Quote every line as given.

Figure content listings:
[BEGIN]

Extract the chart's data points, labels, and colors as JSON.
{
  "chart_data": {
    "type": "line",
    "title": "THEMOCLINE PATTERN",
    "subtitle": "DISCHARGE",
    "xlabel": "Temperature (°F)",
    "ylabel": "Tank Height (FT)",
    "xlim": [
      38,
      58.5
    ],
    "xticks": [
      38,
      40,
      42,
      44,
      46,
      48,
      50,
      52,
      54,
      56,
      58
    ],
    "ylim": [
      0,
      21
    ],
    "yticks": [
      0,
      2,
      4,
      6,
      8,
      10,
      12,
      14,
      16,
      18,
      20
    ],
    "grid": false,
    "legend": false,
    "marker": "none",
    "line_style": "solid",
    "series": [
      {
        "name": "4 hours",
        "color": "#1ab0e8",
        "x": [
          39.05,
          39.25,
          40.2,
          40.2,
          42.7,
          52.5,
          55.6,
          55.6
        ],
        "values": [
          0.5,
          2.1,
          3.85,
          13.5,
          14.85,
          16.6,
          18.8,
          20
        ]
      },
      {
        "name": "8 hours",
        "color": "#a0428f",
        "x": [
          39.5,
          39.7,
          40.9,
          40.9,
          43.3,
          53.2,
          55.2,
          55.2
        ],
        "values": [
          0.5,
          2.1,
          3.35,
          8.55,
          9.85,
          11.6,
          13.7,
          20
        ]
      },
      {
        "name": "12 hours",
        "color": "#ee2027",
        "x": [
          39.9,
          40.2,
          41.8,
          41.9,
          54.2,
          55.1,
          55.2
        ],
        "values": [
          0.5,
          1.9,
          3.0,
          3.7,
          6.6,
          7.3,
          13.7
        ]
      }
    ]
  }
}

[END]

RESPONSE TO THE TASK:
Extract the chart's data points, labels, and colors as JSON.
{
  "chart_data": {
    "type": "line",
    "title": "THEMOCLINE PATTERN",
    "subtitle": "DISCHARGE",
    "xlabel": "Temperature (°F)",
    "ylabel": "Tank Height (FT)",
    "xlim": [
      38,
      58.5
    ],
    "xticks": [
      38,
      40,
      42,
      44,
      46,
      48,
      50,
      52,
      54,
      56,
      58
    ],
    "ylim": [
      0,
      21
    ],
    "yticks": [
      0,
      2,
      4,
      6,
      8,
      10,
      12,
      14,
      16,
      18,
      20
    ],
    "grid": false,
    "legend": false,
    "marker": "none",
    "line_style": "solid",
    "series": [
      {
        "name": "4 hours",
        "color": "#1ab0e8",
        "x": [
          39.05,
          39.25,
          40.2,
          40.2,
          42.7,
          52.5,
          55.6,
          55.6
        ],
        "values": [
          0.5,
          2.1,
          3.85,
          13.5,
          14.85,
          16.6,
          18.8,
          20
        ]
      },
      {
        "name": "8 hours",
        "color": "#a0428f",
        "x": [
          39.5,
          39.7,
          40.9,
          40.9,
          43.3,
          53.2,
          55.2,
          55.2
        ],
        "values": [
          0.5,
          2.1,
          3.35,
          8.55,
          9.85,
          11.6,
          13.7,
          20
        ]
      },
      {
        "name": "12 hours",
        "color": "#ee2027",
        "x": [
          39.9,
          40.2,
          41.8,
          41.9,
          54.2,
          55.1,
          55.2
        ],
        "values": [
          0.5,
          1.9,
          3.0,
          3.7,
          6.6,
          7.3,
          13.7
        ]
      }
    ]
  }
}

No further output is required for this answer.